SOURCE TEXT:
▼▼▼

Following the lockout, the script shifts into a destructive posture using built-in utilities. It leverages diskpart with the clean all command to overwrite entire volumes with null bytes (zeros), destroying partition tables and file system structures. To ensure total data loss, it utilizes robocopy in mirror mode to scrub directory contents and employs fsutil to generate massive filler files, exhausting all remaining disk space to thwart forensic reconstruction attempts.
The final stage of the staging process involves a sophisticated masquerade. A fake HCL Domino executable, nstats.exe, is launched with two secondary binaries, nevent.exe and ndesign.exe, passed as arguments. Through a process of runtime decryption, nstats.exe extracts the primary Lotus Wiper payload into the secondary files, executing the final implant with elevated privileges. This complex staging implies the attackers had already successfully staged these binaries across the domain during their period of undetected persistence.
Low-Level Destruction: Lotus Wiper Internals
Once the primary Lotus Wiper payload achieves execution, it moves from script-based destruction to low-level system manipulation. The malware secures full privileges within its current access token and immediately invokes the srclient.dll System Restore API to delete all existing Volume Shadow Copies, stripping the OS of its primary recovery mechanism.
The malware then initiates a surgical wipe of the physical hardware. By querying disk geometry and utilizing low-level IOCTL (Input/Output Control) calls, it writes zeros directly to every sector of the drive. Simultaneously, it clears the USN (Update Sequence Number) Change Journal to erase the forensic trail of file modifications.

To ensure no data survives, the wiper spawns multiple threads that perform a “triple-threat” deletion: zeroing out file contents, renaming files to random hexadecimal strings to break file association, and finally invoking MoveFileExW with the MOVEFILE_DELAY_UNTIL_REBOOT flag, allowing the malware to delete files that are currently locked by the operating system.
The result is a catastrophic failure of the host system. Much like the NotPetya or HermeticWiper incidents, Lotus Wiper leaves the target machine in an unbootable and unrecoverable state.

▲▲▲

QUESTIONS TO ANSWER:
1) In the Lotus Wiper text, which Windows function does the wiper call to delete files that the operating system has locked?
2) Continue the text on Lotus Wiper from its final sentence.

DATA FOR ANALYSIS:
▼▼▼

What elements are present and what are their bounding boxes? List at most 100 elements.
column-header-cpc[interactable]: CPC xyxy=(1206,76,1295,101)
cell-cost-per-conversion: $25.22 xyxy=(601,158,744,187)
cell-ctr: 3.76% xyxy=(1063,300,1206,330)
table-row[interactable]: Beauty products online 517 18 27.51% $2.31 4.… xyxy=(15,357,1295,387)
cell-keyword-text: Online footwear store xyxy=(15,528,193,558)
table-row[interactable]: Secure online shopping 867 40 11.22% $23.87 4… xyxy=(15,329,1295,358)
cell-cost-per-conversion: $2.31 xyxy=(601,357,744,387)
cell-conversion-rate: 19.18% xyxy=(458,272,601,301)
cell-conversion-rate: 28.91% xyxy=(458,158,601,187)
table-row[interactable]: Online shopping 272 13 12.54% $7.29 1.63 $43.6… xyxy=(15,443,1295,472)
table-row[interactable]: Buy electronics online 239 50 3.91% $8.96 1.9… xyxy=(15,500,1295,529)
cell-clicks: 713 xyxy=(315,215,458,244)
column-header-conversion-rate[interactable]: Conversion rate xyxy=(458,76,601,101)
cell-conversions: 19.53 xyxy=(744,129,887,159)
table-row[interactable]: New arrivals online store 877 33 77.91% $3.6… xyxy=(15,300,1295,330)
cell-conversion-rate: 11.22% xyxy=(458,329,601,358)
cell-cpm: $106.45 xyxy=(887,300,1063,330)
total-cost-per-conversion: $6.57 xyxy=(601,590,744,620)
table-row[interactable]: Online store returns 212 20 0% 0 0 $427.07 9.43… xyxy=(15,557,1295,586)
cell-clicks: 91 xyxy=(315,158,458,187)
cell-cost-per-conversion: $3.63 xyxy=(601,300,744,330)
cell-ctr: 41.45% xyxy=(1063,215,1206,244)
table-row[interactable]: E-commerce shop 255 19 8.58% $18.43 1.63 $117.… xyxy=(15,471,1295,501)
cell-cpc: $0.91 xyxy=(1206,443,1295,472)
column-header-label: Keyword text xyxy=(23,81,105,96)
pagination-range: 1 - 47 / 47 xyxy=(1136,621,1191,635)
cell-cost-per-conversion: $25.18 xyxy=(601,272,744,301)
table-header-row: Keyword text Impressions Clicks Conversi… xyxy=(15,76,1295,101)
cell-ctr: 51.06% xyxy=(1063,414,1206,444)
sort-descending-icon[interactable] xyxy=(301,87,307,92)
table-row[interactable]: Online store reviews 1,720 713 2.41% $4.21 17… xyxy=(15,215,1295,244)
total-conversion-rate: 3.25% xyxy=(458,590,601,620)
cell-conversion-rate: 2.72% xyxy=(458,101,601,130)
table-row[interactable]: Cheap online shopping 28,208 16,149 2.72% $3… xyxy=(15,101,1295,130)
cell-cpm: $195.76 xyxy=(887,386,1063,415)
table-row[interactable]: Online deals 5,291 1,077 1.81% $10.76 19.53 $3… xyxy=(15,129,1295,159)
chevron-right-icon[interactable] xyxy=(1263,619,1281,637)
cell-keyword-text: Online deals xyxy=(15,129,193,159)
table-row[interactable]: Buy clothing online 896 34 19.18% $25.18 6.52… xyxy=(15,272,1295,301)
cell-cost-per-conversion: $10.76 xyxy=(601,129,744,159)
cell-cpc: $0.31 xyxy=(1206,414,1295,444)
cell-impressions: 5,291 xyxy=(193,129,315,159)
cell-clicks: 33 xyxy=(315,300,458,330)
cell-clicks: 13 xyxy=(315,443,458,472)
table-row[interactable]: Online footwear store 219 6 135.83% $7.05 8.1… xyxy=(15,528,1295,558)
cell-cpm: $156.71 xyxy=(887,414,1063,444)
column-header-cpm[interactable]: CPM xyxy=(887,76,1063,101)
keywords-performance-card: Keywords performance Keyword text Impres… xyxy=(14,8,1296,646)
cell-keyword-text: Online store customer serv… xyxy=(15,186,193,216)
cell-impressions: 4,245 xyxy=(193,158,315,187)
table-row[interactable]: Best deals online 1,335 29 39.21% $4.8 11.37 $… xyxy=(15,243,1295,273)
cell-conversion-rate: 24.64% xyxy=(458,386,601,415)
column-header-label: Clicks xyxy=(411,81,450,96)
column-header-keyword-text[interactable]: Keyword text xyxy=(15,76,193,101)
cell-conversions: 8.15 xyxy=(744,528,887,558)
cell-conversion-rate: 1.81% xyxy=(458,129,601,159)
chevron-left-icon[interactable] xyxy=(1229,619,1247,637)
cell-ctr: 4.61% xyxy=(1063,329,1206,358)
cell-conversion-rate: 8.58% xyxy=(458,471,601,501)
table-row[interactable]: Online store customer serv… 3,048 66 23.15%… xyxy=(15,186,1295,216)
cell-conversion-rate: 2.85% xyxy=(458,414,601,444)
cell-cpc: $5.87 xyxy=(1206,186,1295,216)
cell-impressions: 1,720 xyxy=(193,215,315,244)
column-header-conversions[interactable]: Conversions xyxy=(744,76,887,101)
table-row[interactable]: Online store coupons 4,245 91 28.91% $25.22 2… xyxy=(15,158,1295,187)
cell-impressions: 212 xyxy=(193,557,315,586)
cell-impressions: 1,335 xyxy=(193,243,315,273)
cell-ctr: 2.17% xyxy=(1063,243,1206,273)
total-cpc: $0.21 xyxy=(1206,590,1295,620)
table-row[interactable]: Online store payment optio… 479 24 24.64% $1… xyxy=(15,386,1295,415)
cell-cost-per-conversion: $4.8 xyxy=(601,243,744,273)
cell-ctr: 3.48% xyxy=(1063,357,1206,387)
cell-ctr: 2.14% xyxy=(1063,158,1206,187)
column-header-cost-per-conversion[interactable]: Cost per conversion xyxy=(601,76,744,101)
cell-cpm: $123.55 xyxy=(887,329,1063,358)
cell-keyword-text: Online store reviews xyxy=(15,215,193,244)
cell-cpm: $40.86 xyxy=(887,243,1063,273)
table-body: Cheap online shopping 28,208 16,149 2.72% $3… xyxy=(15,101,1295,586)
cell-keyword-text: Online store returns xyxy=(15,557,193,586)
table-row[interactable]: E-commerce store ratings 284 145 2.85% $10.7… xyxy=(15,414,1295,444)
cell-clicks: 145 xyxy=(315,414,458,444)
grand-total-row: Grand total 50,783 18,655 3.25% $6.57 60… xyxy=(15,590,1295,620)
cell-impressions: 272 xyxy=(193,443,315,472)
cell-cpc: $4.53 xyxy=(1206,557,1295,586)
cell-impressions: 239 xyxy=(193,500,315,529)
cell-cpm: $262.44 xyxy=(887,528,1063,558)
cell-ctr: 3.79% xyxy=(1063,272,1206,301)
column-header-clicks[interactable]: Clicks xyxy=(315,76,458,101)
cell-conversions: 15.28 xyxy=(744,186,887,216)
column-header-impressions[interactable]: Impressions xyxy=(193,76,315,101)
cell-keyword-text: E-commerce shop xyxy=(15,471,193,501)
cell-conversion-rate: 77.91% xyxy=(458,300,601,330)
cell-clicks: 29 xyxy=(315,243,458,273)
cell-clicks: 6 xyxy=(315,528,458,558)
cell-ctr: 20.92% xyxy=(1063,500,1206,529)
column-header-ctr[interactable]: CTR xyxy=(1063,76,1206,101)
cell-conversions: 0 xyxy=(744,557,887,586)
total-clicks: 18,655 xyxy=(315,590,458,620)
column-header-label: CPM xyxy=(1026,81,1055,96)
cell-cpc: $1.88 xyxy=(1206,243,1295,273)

▲▲▲

RESULTS IN ORDER:
1) MoveFileExW, with the MOVEFILE_DELAY_UNTIL_REBOOT flag.

2)
Defensive Mitigations and Recommendations
Defending against a wiper of this caliber requires a shift from traditional malware detection to proactive hunting and structural resilience.
1. Monitor for Coordinated Triggers: Security Operations Centers (SOCs) should implement rigorous monitoring of NETLOGON and other critical domain shares. Any unexpected appearance of XML files or batch scripts in these locations should be treated as a high-severity incident.
2. Detect “Living off the Land” Abuse: Implement EDR (Endpoint Detection and Response) rules to flag anomalous, large-scale use of diskpart, robocopy, and fsutil. While these are legitimate tools, their sudden execution across multiple hosts is a hallmark of a wiper deployment.
3. Harden Identity and Privilege Management: Since Lotus Wiper requires elevated permissions, organizations must focus on Credential Hygiene. Monitor for anomalous administrative activity, token theft, and unauthorized privilege escalation. Particular attention should be paid to legacy systems that may still support vulnerable services like UI0Detect.
4. Immutable and Segmented Backups: In the event of a successful wiper attack, prevention may have failed. The only true recourse is a robust backup strategy. Organizations must maintain off-site, immutable, and segmented backups that are regularly tested against total-disk-wipe scenarios to ensure business continuity.